**BRIEF:**
Look at the entries below and reproduce them exactly.

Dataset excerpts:
=-=-=
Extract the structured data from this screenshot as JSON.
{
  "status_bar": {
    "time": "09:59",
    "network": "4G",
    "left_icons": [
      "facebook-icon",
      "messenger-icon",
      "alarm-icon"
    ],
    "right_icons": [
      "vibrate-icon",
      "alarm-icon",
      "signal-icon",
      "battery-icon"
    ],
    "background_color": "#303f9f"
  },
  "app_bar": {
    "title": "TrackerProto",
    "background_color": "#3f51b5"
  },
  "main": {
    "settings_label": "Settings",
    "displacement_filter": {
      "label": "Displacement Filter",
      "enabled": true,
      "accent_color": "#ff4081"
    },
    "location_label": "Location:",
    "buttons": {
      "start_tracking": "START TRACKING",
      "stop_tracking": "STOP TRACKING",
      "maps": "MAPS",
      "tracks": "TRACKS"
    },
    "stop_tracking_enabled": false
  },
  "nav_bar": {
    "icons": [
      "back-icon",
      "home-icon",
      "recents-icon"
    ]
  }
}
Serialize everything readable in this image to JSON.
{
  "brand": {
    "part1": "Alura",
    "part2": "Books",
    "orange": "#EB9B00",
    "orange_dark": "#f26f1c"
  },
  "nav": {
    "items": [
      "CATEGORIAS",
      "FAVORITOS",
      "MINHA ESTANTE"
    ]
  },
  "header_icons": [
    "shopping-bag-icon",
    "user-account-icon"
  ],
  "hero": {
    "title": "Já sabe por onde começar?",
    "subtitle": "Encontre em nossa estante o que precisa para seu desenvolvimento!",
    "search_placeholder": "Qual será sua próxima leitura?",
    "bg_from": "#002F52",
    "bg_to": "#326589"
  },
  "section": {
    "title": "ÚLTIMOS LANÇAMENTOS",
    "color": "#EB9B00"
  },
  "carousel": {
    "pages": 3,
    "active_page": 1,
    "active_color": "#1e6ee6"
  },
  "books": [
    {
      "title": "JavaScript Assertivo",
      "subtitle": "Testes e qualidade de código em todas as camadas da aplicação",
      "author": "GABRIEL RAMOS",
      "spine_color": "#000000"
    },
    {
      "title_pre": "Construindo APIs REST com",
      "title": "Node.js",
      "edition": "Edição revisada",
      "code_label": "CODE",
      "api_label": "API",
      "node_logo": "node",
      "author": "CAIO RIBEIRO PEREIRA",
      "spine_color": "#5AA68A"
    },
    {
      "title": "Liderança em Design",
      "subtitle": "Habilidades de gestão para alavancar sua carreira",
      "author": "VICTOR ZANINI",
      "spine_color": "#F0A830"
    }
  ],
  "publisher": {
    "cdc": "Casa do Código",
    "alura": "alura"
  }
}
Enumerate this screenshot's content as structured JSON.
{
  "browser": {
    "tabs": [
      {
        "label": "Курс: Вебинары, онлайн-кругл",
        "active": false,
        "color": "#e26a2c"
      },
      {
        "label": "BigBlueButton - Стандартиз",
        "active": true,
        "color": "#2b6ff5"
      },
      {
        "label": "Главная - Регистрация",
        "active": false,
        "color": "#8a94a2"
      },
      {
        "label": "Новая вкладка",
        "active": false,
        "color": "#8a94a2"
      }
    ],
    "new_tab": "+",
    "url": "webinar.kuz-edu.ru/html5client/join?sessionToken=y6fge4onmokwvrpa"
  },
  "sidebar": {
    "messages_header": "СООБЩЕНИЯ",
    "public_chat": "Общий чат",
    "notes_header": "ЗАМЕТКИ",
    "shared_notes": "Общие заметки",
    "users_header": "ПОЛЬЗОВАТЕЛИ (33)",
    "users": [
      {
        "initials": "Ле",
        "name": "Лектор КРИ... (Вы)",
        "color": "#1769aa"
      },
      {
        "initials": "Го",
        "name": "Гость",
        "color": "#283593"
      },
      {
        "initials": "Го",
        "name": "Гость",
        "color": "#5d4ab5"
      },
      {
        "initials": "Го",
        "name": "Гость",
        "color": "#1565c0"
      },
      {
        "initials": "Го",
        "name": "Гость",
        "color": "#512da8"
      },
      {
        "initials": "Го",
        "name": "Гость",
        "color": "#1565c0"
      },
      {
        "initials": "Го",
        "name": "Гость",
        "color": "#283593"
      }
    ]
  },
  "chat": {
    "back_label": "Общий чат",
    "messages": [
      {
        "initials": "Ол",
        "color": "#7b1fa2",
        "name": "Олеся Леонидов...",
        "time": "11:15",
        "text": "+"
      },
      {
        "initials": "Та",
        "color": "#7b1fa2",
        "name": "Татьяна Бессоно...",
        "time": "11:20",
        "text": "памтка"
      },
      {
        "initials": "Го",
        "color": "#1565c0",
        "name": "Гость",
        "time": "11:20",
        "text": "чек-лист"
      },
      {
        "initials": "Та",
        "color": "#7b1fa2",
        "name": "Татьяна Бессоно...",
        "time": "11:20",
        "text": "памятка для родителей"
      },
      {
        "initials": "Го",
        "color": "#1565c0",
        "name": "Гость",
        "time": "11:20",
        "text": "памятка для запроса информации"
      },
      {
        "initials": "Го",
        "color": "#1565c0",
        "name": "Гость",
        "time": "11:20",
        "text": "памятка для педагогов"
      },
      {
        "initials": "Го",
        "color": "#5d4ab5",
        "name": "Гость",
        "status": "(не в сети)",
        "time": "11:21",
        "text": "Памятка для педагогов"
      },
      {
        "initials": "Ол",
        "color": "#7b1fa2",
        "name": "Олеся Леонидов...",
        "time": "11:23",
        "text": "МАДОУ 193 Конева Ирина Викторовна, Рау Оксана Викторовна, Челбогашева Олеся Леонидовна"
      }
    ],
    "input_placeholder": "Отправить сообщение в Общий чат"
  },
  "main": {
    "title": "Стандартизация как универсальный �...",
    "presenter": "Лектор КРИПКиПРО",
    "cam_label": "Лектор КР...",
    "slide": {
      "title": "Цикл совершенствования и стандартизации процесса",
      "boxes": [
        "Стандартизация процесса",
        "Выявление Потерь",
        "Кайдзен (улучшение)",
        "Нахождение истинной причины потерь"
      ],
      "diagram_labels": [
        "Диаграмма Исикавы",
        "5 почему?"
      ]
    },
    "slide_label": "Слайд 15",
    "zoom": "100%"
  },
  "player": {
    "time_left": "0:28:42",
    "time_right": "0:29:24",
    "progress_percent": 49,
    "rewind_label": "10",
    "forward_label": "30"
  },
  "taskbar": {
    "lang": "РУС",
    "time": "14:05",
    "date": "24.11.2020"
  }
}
=-=-=
**SOLUTION FOR THIS EXERCISE:**
Extract the structured data from this screenshot as JSON.
{
  "status_bar": {
    "time": "09:59",
    "network": "4G",
    "left_icons": [
      "facebook-icon",
      "messenger-icon",
      "alarm-icon"
    ],
    "right_icons": [
      "vibrate-icon",
      "alarm-icon",
      "signal-icon",
      "battery-icon"
    ],
    "background_color": "#303f9f"
  },
  "app_bar": {
    "title": "TrackerProto",
    "background_color": "#3f51b5"
  },
  "main": {
    "settings_label": "Settings",
    "displacement_filter": {
      "label": "Displacement Filter",
      "enabled": true,
      "accent_color": "#ff4081"
    },
    "location_label": "Location:",
    "buttons": {
      "start_tracking": "START TRACKING",
      "stop_tracking": "STOP TRACKING",
      "maps": "MAPS",
      "tracks": "TRACKS"
    },
    "stop_tracking_enabled": false
  },
  "nav_bar": {
    "icons": [
      "back-icon",
      "home-icon",
      "recents-icon"
    ]
  }
}
Serialize everything readable in this image to JSON.
{
  "brand": {
    "part1": "Alura",
    "part2": "Books",
    "orange": "#EB9B00",
    "orange_dark": "#f26f1c"
  },
  "nav": {
    "items": [
      "CATEGORIAS",
      "FAVORITOS",
      "MINHA ESTANTE"
    ]
  },
  "header_icons": [
    "shopping-bag-icon",
    "user-account-icon"
  ],
  "hero": {
    "title": "Já sabe por onde começar?",
    "subtitle": "Encontre em nossa estante o que precisa para seu desenvolvimento!",
    "search_placeholder": "Qual será sua próxima leitura?",
    "bg_from": "#002F52",
    "bg_to": "#326589"
  },
  "section": {
    "title": "ÚLTIMOS LANÇAMENTOS",
    "color": "#EB9B00"
  },
  "carousel": {
    "pages": 3,
    "active_page": 1,
    "active_color": "#1e6ee6"
  },
  "books": [
    {
      "title": "JavaScript Assertivo",
      "subtitle": "Testes e qualidade de código em todas as camadas da aplicação",
      "author": "GABRIEL RAMOS",
      "spine_color": "#000000"
    },
    {
      "title_pre": "Construindo APIs REST com",
      "title": "Node.js",
      "edition": "Edição revisada",
      "code_label": "CODE",
      "api_label": "API",
      "node_logo": "node",
      "author": "CAIO RIBEIRO PEREIRA",
      "spine_color": "#5AA68A"
    },
    {
      "title": "Liderança em Design",
      "subtitle": "Habilidades de gestão para alavancar sua carreira",
      "author": "VICTOR ZANINI",
      "spine_color": "#F0A830"
    }
  ],
  "publisher": {
    "cdc": "Casa do Código",
    "alura": "alura"
  }
}
Enumerate this screenshot's content as structured JSON.
{
  "browser": {
    "tabs": [
      {
        "label": "Курс: Вебинары, онлайн-кругл",
        "active": false,
        "color": "#e26a2c"
      },
      {
        "label": "BigBlueButton - Стандартиз",
        "active": true,
        "color": "#2b6ff5"
      },
      {
        "label": "Главная - Регистрация",
        "active": false,
        "color": "#8a94a2"
      },
      {
        "label": "Новая вкладка",
        "active": false,
        "color": "#8a94a2"
      }
    ],
    "new_tab": "+",
    "url": "webinar.kuz-edu.ru/html5client/join?sessionToken=y6fge4onmokwvrpa"
  },
  "sidebar": {
    "messages_header": "СООБЩЕНИЯ",
    "public_chat": "Общий чат",
    "notes_header": "ЗАМЕТКИ",
    "shared_notes": "Общие заметки",
    "users_header": "ПОЛЬЗОВАТЕЛИ (33)",
    "users": [
      {
        "initials": "Ле",
        "name": "Лектор КРИ... (Вы)",
        "color": "#1769aa"
      },
      {
        "initials": "Го",
        "name": "Гость",
        "color": "#283593"
      },
      {
        "initials": "Го",
        "name": "Гость",
        "color": "#5d4ab5"
      },
      {
        "initials": "Го",
        "name": "Гость",
        "color": "#1565c0"
      },
      {
        "initials": "Го",
        "name": "Гость",
        "color": "#512da8"
      },
      {
        "initials": "Го",
        "name": "Гость",
        "color": "#1565c0"
      },
      {
        "initials": "Го",
        "name": "Гость",
        "color": "#283593"
      }
    ]
  },
  "chat": {
    "back_label": "Общий чат",
    "messages": [
      {
        "initials": "Ол",
        "color": "#7b1fa2",
        "name": "Олеся Леонидов...",
        "time": "11:15",
        "text": "+"
      },
      {
        "initials": "Та",
        "color": "#7b1fa2",
        "name": "Татьяна Бессоно...",
        "time": "11:20",
        "text": "памтка"
      },
      {
        "initials": "Го",
        "color": "#1565c0",
        "name": "Гость",
        "time": "11:20",
        "text": "чек-лист"
      },
      {
        "initials": "Та",
        "color": "#7b1fa2",
        "name": "Татьяна Бессоно...",
        "time": "11:20",
        "text": "памятка для родителей"
      },
      {
        "initials": "Го",
        "color": "#1565c0",
        "name": "Гость",
        "time": "11:20",
        "text": "памятка для запроса информации"
      },
      {
        "initials": "Го",
        "color": "#1565c0",
        "name": "Гость",
        "time": "11:20",
        "text": "памятка для педагогов"
      },
      {
        "initials": "Го",
        "color": "#5d4ab5",
        "name": "Гость",
        "status": "(не в сети)",
        "time": "11:21",
        "text": "Памятка для педагогов"
      },
      {
        "initials": "Ол",
        "color": "#7b1fa2",
        "name": "Олеся Леонидов...",
        "time": "11:23",
        "text": "МАДОУ 193 Конева Ирина Викторовна, Рау Оксана Викторовна, Челбогашева Олеся Леонидовна"
      }
    ],
    "input_placeholder": "Отправить сообщение в Общий чат"
  },
  "main": {
    "title": "Стандартизация как универсальный �...",
    "presenter": "Лектор КРИПКиПРО",
    "cam_label": "Лектор КР...",
    "slide": {
      "title": "Цикл совершенствования и стандартизации процесса",
      "boxes": [
        "Стандартизация процесса",
        "Выявление Потерь",
        "Кайдзен (улучшение)",
        "Нахождение истинной причины потерь"
      ],
      "diagram_labels": [
        "Диаграмма Исикавы",
        "5 почему?"
      ]
    },
    "slide_label": "Слайд 15",
    "zoom": "100%"
  },
  "player": {
    "time_left": "0:28:42",
    "time_right": "0:29:24",
    "progress_percent": 49,
    "rewind_label": "10",
    "forward_label": "30"
  },
  "taskbar": {
    "lang": "РУС",
    "time": "14:05",
    "date": "24.11.2020"
  }
}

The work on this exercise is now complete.